=== PAGE EXCERPT ===

The Noor Solar Power Station, near the town of Ouarzazate, is a sea of mirrors. Thousands of them stretch toward the sun, aiming at an 800-foot central tower that glows and shimmers white with reflected heat.

It’s the world’s largest concentrated solar power plant, a technology that focuses sunlight on a central point to collect heat which drives a steam turbine. The advantage of CSP is that it still works when the sun’s not shining: during the day, it stores heat energy in molten salt, where it’s released after dark to keep generating electricity.

Noor (Arabic for “light”) produces enough energy to supply the needs of a million people. It’s modern-day alchemy on a grand scale, capturing the burning Sahara sun and transmuting it into lights at night and computers and air conditioning and electric cars. It’s a monument every bit as grand and awe-inspiring as the pyramids, but one that serves the needs of people rather than the egos of rulers.

I’ve written about why trying to predict the future is a fool’s errand. Human decisions can never be anticipated perfectly, and the most seemingly insignificant choices can change the course of events in unknowable ways.

But there are general trends that can be discerned. It’s like the difference between predicting next week’s weather versus next decade’s climate. One is a small-scale system, where countless tiny and random events add up to a chaotic result. The other is a large-scale system, where tiny perturbations average out and only the larger trends need to be considered.

One such predictable trend is humanity’s ability to harness and control ever greater amounts of energy. When the only power at our disposal was muscle power—ours or animals’—we were limited to subsistence agriculture and crude blacksmithing, requiring backbreaking labor that filled almost every waking moment. But since the Industrial Revolution, people’s lives have been getting easier and better as we climb the ladder of more abundant energy sources: from wood, to coal, to oil and gas, and now nuclear power, solar power, and wind.

=== MATERIAL ===

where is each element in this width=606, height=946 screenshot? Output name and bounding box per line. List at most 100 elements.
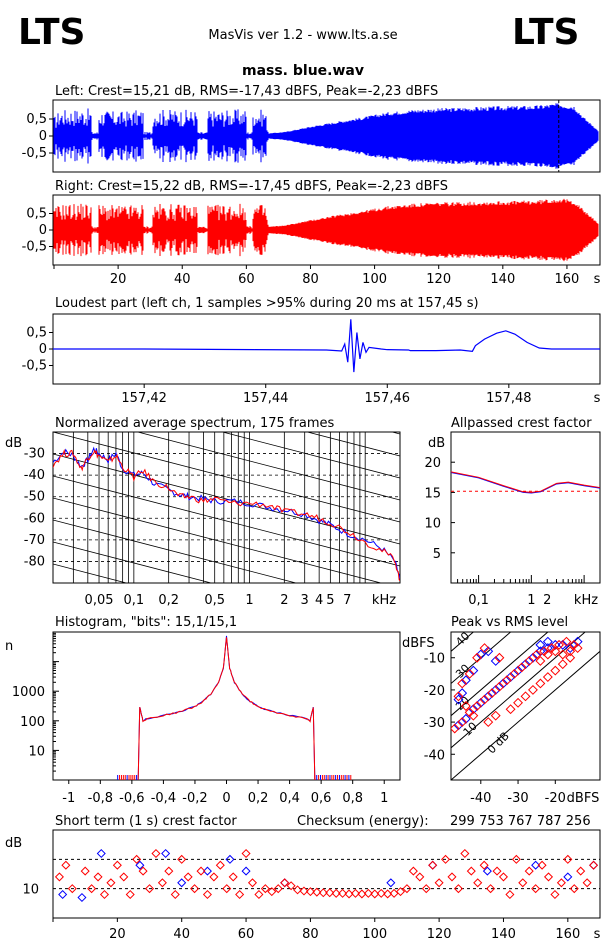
short-term-crest-point — [537, 860, 547, 870]
loudest-part-ytick-label: 0 — [39, 342, 47, 357]
allpassed-crest-series-left — [450, 471, 601, 494]
short-term-crest-frame — [52, 829, 601, 919]
short-term-crest-point — [61, 860, 71, 870]
spectrum-slope-line — [53, 322, 400, 412]
histogram-xtick-label: 0,4 — [279, 791, 300, 806]
short-term-crest-title: Short term (1 s) crest factor — [55, 814, 237, 829]
right-waveform-ytick-label: 0,5 — [26, 207, 47, 222]
peak-vs-rms-xtick-label: -40 — [470, 791, 491, 806]
left-waveform-signal — [53, 103, 599, 169]
short-term-crest-point — [331, 888, 341, 898]
spectrum-slope-line — [53, 762, 400, 852]
short-term-crest-point — [215, 860, 225, 870]
right-waveform-xtick-label: 160 — [555, 272, 580, 287]
histogram-xtick-label: -0,4 — [151, 791, 176, 806]
short-term-crest-point — [119, 872, 129, 882]
peak-vs-rms-point — [483, 646, 494, 657]
peak-vs-rms-point — [565, 643, 576, 654]
allpassed-crest-frame — [450, 431, 601, 584]
short-term-crest-point — [228, 872, 238, 882]
spectrum-slope-line — [53, 652, 400, 742]
short-term-crest-point — [164, 866, 174, 876]
allpassed-crest-ytick-label: 5 — [433, 547, 441, 562]
short-term-crest-point — [524, 866, 534, 876]
short-term-crest-point — [87, 884, 97, 894]
peak-vs-rms-point — [501, 675, 512, 686]
peak-vs-rms-point — [557, 659, 568, 670]
short-term-crest-point — [267, 887, 277, 897]
peak-vs-rms-point — [453, 691, 464, 702]
peak-vs-rms-point — [520, 691, 531, 702]
short-term-crest-xtick-label: 60 — [238, 927, 255, 942]
short-term-crest-point — [305, 887, 315, 897]
spectrum-ytick-label: -80 — [24, 554, 45, 569]
spectrum-slope-line — [53, 674, 400, 764]
spectrum-xtick-label: 0,1 — [124, 593, 145, 608]
peak-vs-rms-point — [535, 639, 546, 650]
short-term-crest-panel: dB 10 20 40 60 80 100 120 140 160 s — [5, 829, 601, 942]
short-term-crest-xtick-label: 20 — [109, 927, 126, 942]
peak-vs-rms-point — [457, 678, 468, 689]
peak-vs-rms-point — [494, 652, 505, 663]
short-term-crest-point — [350, 888, 360, 898]
short-term-crest-xunit: s — [594, 927, 601, 942]
left-waveform-ytick-label: -0,5 — [22, 146, 47, 161]
spectrum-slope-line — [53, 541, 213, 583]
histogram-ylabel: n — [5, 639, 13, 654]
spectrum-xtick-label: 2 — [280, 593, 288, 608]
left-waveform-panel: 0,5 0 -0,5 — [22, 99, 601, 173]
peak-vs-rms-point — [535, 678, 546, 689]
spectrum-title: Normalized average spectrum, 175 frames — [55, 416, 334, 431]
peak-vs-rms-point — [524, 656, 535, 666]
peak-vs-rms-point — [542, 649, 553, 660]
right-waveform-panel: 0,50 -0,5 20 40 60 80 100 120 140 160 s — [22, 194, 601, 287]
spectrum-slope-line — [53, 497, 383, 583]
short-term-crest-point — [125, 890, 135, 900]
short-term-crest-point — [202, 890, 212, 900]
allpassed-crest-ylabel: dB — [428, 436, 445, 451]
short-term-crest-point — [54, 872, 64, 882]
short-term-crest-xtick-label: 140 — [491, 927, 516, 942]
spectrum-series-right — [53, 448, 400, 582]
peak-vs-rms-point — [453, 720, 464, 731]
short-term-crest-point — [260, 884, 270, 894]
spectrum-slope-line — [53, 519, 298, 583]
peak-vs-rms-xtick-label: -20 — [545, 791, 566, 806]
spectrum-xtick-label: 0,5 — [204, 593, 225, 608]
file-name: mass. blue.wav — [242, 63, 364, 79]
short-term-crest-point — [428, 860, 438, 870]
short-term-crest-point — [518, 878, 528, 888]
short-term-crest-point — [482, 866, 492, 876]
short-term-crest-xtick-label: 80 — [302, 927, 319, 942]
peak-vs-rms-point — [561, 636, 572, 647]
short-term-crest-point — [190, 884, 200, 894]
right-waveform-xunit: s — [594, 272, 601, 287]
right-waveform-xtick-label: 20 — [110, 272, 127, 287]
histogram-xtick-label: -0,8 — [88, 791, 113, 806]
short-term-crest-point — [96, 848, 106, 858]
peak-vs-rms-point — [513, 665, 523, 676]
peak-vs-rms-point — [528, 652, 538, 663]
short-term-crest-point — [492, 866, 502, 876]
short-term-crest-point — [395, 887, 406, 897]
peak-vs-rms-point — [468, 710, 479, 721]
short-term-crest-point — [344, 889, 354, 899]
peak-vs-rms-point — [513, 697, 523, 708]
peak-vs-rms-point — [490, 656, 501, 666]
peak-vs-rms-ytick-label: -20 — [424, 684, 445, 699]
short-term-crest-point — [183, 872, 193, 882]
short-term-crest-point — [376, 888, 386, 898]
spectrum-ytick-label: -50 — [24, 490, 45, 505]
spectrum-slope-line — [305, 432, 400, 457]
peak-vs-rms-point — [490, 684, 501, 695]
peak-vs-rms-point — [565, 646, 576, 657]
allpassed-crest-ytick-label: 10 — [424, 517, 441, 532]
peak-vs-rms-point — [572, 643, 583, 654]
peak-vs-rms-diagonal — [451, 632, 586, 749]
peak-vs-rms-diagonal — [451, 632, 549, 717]
allpassed-crest-xtick-label: 1 — [527, 593, 535, 608]
short-term-crest-point — [135, 860, 145, 870]
histogram-xtick-label: 0,8 — [342, 791, 363, 806]
histogram-xtick-label: -0,2 — [182, 791, 207, 806]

===

- [JOB] In the excerpt on the Noor Solar Power Station, what material does the plant use to store heat energy during the day?

- [FULL ANSWER] Molten salt.